====== ROWS

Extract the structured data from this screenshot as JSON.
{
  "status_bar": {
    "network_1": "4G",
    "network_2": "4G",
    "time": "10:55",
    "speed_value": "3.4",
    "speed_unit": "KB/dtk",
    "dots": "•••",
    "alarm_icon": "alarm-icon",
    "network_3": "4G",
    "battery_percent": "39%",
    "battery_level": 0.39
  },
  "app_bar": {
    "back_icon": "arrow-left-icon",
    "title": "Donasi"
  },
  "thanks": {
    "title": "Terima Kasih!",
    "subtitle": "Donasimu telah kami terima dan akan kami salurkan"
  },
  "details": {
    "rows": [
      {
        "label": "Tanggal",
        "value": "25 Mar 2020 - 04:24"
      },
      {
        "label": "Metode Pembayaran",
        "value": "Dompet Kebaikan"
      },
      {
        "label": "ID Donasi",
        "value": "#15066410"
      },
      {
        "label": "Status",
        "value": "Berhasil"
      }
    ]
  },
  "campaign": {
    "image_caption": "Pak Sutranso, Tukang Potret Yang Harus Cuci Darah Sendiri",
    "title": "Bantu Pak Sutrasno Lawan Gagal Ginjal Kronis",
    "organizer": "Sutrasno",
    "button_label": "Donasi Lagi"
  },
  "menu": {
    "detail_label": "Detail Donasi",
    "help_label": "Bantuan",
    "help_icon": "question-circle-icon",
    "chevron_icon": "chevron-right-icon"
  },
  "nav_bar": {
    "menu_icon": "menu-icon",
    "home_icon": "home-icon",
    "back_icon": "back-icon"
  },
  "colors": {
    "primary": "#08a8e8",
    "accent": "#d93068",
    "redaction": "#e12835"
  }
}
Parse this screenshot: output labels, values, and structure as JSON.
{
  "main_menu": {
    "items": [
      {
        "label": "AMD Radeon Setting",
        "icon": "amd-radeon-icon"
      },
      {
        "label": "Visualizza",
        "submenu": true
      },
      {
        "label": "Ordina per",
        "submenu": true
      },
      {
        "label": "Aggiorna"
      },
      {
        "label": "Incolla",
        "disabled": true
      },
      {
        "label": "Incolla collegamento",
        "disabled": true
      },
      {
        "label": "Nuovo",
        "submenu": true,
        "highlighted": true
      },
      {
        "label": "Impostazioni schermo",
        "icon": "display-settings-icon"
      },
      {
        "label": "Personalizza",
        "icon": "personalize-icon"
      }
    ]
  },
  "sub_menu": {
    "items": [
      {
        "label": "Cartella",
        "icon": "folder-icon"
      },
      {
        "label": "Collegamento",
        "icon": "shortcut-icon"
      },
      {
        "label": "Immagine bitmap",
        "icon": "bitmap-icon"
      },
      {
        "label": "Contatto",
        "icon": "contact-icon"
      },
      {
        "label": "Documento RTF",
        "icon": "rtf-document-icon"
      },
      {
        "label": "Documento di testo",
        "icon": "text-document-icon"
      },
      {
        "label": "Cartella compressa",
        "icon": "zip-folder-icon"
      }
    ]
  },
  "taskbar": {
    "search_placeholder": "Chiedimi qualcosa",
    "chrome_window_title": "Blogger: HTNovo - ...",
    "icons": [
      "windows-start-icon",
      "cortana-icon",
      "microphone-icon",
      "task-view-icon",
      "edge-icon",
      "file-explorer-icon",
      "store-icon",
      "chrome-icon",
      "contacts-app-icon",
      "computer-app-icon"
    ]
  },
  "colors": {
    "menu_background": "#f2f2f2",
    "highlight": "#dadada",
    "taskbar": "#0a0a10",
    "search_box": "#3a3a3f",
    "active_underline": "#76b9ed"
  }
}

============

Return the material in full, exactly as shown.

* **WRITTEN RESPONSE**:
Extract the structured data from this screenshot as JSON.
{
  "status_bar": {
    "network_1": "4G",
    "network_2": "4G",
    "time": "10:55",
    "speed_value": "3.4",
    "speed_unit": "KB/dtk",
    "dots": "•••",
    "alarm_icon": "alarm-icon",
    "network_3": "4G",
    "battery_percent": "39%",
    "battery_level": 0.39
  },
  "app_bar": {
    "back_icon": "arrow-left-icon",
    "title": "Donasi"
  },
  "thanks": {
    "title": "Terima Kasih!",
    "subtitle": "Donasimu telah kami terima dan akan kami salurkan"
  },
  "details": {
    "rows": [
      {
        "label": "Tanggal",
        "value": "25 Mar 2020 - 04:24"
      },
      {
        "label": "Metode Pembayaran",
        "value": "Dompet Kebaikan"
      },
      {
        "label": "ID Donasi",
        "value": "#15066410"
      },
      {
        "label": "Status",
        "value": "Berhasil"
      }
    ]
  },
  "campaign": {
    "image_caption": "Pak Sutranso, Tukang Potret Yang Harus Cuci Darah Sendiri",
    "title": "Bantu Pak Sutrasno Lawan Gagal Ginjal Kronis",
    "organizer": "Sutrasno",
    "button_label": "Donasi Lagi"
  },
  "menu": {
    "detail_label": "Detail Donasi",
    "help_label": "Bantuan",
    "help_icon": "question-circle-icon",
    "chevron_icon": "chevron-right-icon"
  },
  "nav_bar": {
    "menu_icon": "menu-icon",
    "home_icon": "home-icon",
    "back_icon": "back-icon"
  },
  "colors": {
    "primary": "#08a8e8",
    "accent": "#d93068",
    "redaction": "#e12835"
  }
}
Parse this screenshot: output labels, values, and structure as JSON.
{
  "main_menu": {
    "items": [
      {
        "label": "AMD Radeon Setting",
        "icon": "amd-radeon-icon"
      },
      {
        "label": "Visualizza",
        "submenu": true
      },
      {
        "label": "Ordina per",
        "submenu": true
      },
      {
        "label": "Aggiorna"
      },
      {
        "label": "Incolla",
        "disabled": true
      },
      {
        "label": "Incolla collegamento",
        "disabled": true
      },
      {
        "label": "Nuovo",
        "submenu": true,
        "highlighted": true
      },
      {
        "label": "Impostazioni schermo",
        "icon": "display-settings-icon"
      },
      {
        "label": "Personalizza",
        "icon": "personalize-icon"
      }
    ]
  },
  "sub_menu": {
    "items": [
      {
        "label": "Cartella",
        "icon": "folder-icon"
      },
      {
        "label": "Collegamento",
        "icon": "shortcut-icon"
      },
      {
        "label": "Immagine bitmap",
        "icon": "bitmap-icon"
      },
      {
        "label": "Contatto",
        "icon": "contact-icon"
      },
      {
        "label": "Documento RTF",
        "icon": "rtf-document-icon"
      },
      {
        "label": "Documento di testo",
        "icon": "text-document-icon"
      },
      {
        "label": "Cartella compressa",
        "icon": "zip-folder-icon"
      }
    ]
  },
  "taskbar": {
    "search_placeholder": "Chiedimi qualcosa",
    "chrome_window_title": "Blogger: HTNovo - ...",
    "icons": [
      "windows-start-icon",
      "cortana-icon",
      "microphone-icon",
      "task-view-icon",
      "edge-icon",
      "file-explorer-icon",
      "store-icon",
      "chrome-icon",
      "contacts-app-icon",
      "computer-app-icon"
    ]
  },
  "colors": {
    "menu_background": "#f2f2f2",
    "highlight": "#dadada",
    "taskbar": "#0a0a10",
    "search_box": "#3a3a3f",
    "active_underline": "#76b9ed"
  }
}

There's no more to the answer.